[START OF DATASET ENTRIES]

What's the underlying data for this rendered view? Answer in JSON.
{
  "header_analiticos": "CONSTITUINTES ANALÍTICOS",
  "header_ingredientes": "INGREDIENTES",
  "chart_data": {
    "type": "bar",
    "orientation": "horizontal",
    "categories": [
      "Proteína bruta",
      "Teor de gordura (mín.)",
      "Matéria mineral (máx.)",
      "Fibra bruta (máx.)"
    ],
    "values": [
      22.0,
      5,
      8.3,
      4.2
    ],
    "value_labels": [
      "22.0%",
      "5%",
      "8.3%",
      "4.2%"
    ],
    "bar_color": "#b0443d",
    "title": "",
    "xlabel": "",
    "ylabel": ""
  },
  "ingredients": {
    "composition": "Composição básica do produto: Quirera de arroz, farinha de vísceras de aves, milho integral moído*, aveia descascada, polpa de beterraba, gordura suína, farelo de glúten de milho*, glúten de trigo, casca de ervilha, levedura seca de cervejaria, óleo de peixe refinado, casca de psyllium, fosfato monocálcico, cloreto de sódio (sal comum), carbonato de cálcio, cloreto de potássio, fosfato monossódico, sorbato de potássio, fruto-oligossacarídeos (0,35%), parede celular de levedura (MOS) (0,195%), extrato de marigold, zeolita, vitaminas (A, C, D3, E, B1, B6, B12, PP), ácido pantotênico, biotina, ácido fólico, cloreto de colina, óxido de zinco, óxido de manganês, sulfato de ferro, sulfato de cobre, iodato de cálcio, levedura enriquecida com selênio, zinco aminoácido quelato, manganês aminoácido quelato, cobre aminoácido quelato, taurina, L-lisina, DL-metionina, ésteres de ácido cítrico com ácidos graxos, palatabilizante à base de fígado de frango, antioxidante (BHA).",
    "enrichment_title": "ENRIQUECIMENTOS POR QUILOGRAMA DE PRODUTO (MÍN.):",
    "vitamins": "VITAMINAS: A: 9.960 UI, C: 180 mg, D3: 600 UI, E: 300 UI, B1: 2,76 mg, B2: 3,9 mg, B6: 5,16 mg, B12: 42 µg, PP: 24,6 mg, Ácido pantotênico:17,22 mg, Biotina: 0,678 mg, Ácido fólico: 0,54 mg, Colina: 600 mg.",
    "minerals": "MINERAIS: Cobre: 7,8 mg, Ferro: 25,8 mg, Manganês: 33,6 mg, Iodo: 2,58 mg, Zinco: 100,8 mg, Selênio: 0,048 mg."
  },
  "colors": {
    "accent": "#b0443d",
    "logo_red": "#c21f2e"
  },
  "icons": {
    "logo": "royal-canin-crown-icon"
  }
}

[END OF DATASET ENTRIES]

CHALLENGE >> Please output every record, keeping each line exact.

SOLVED EXERCISE >>
What's the underlying data for this rendered view? Answer in JSON.
{
  "header_analiticos": "CONSTITUINTES ANALÍTICOS",
  "header_ingredientes": "INGREDIENTES",
  "chart_data": {
    "type": "bar",
    "orientation": "horizontal",
    "categories": [
      "Proteína bruta",
      "Teor de gordura (mín.)",
      "Matéria mineral (máx.)",
      "Fibra bruta (máx.)"
    ],
    "values": [
      22.0,
      5,
      8.3,
      4.2
    ],
    "value_labels": [
      "22.0%",
      "5%",
      "8.3%",
      "4.2%"
    ],
    "bar_color": "#b0443d",
    "title": "",
    "xlabel": "",
    "ylabel": ""
  },
  "ingredients": {
    "composition": "Composição básica do produto: Quirera de arroz, farinha de vísceras de aves, milho integral moído*, aveia descascada, polpa de beterraba, gordura suína, farelo de glúten de milho*, glúten de trigo, casca de ervilha, levedura seca de cervejaria, óleo de peixe refinado, casca de psyllium, fosfato monocálcico, cloreto de sódio (sal comum), carbonato de cálcio, cloreto de potássio, fosfato monossódico, sorbato de potássio, fruto-oligossacarídeos (0,35%), parede celular de levedura (MOS) (0,195%), extrato de marigold, zeolita, vitaminas (A, C, D3, E, B1, B6, B12, PP), ácido pantotênico, biotina, ácido fólico, cloreto de colina, óxido de zinco, óxido de manganês, sulfato de ferro, sulfato de cobre, iodato de cálcio, levedura enriquecida com selênio, zinco aminoácido quelato, manganês aminoácido quelato, cobre aminoácido quelato, taurina, L-lisina, DL-metionina, ésteres de ácido cítrico com ácidos graxos, palatabilizante à base de fígado de frango, antioxidante (BHA).",
    "enrichment_title": "ENRIQUECIMENTOS POR QUILOGRAMA DE PRODUTO (MÍN.):",
    "vitamins": "VITAMINAS: A: 9.960 UI, C: 180 mg, D3: 600 UI, E: 300 UI, B1: 2,76 mg, B2: 3,9 mg, B6: 5,16 mg, B12: 42 µg, PP: 24,6 mg, Ácido pantotênico:17,22 mg, Biotina: 0,678 mg, Ácido fólico: 0,54 mg, Colina: 600 mg.",
    "minerals": "MINERAIS: Cobre: 7,8 mg, Ferro: 25,8 mg, Manganês: 33,6 mg, Iodo: 2,58 mg, Zinco: 100,8 mg, Selênio: 0,048 mg."
  },
  "colors": {
    "accent": "#b0443d",
    "logo_red": "#c21f2e"
  },
  "icons": {
    "logo": "royal-canin-crown-icon"
  }
}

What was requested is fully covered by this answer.